Short exercise:
Every line with the word "Provisional" in it should be extracted from the data that follows.

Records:
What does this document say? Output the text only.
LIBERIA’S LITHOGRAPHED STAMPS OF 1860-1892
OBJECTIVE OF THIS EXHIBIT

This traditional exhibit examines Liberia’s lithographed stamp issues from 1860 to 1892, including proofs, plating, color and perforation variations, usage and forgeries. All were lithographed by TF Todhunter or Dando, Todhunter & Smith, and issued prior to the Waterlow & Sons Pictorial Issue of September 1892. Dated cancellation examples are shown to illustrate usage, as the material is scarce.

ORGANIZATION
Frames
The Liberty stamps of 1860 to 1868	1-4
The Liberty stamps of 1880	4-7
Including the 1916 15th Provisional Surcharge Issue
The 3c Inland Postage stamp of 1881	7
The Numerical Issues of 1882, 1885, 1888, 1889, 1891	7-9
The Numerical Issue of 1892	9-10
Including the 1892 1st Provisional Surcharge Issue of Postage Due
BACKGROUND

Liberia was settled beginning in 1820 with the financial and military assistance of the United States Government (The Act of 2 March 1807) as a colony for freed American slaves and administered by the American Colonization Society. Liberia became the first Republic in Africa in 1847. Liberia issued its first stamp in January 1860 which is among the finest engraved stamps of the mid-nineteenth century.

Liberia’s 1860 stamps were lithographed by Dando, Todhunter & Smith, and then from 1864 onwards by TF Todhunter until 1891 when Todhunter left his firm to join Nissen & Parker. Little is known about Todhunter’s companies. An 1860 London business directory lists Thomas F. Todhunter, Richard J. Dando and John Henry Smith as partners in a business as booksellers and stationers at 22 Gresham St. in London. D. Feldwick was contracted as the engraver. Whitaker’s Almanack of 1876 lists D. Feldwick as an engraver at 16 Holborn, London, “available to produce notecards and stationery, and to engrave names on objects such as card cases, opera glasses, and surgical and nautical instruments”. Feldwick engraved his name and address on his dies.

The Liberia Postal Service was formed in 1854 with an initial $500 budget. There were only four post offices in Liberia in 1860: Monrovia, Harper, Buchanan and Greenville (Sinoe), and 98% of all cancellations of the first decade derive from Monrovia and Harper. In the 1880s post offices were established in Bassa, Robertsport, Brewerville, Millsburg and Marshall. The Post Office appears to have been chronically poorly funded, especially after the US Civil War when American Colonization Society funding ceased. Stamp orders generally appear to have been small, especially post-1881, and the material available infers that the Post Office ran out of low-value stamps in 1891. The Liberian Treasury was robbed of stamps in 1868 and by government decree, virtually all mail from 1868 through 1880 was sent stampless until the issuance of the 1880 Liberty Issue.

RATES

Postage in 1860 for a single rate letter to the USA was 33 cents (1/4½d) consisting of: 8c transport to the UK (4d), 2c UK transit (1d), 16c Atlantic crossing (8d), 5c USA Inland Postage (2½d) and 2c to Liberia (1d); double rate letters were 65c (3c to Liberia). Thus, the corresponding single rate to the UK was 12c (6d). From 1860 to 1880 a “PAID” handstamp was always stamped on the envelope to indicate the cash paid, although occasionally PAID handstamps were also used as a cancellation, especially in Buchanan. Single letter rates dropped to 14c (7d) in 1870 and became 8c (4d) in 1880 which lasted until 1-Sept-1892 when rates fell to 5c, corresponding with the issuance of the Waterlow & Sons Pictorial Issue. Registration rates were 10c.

Full answer:
Including the 1916 15th Provisional Surcharge Issue
Including the 1892 1st Provisional Surcharge Issue of Postage Due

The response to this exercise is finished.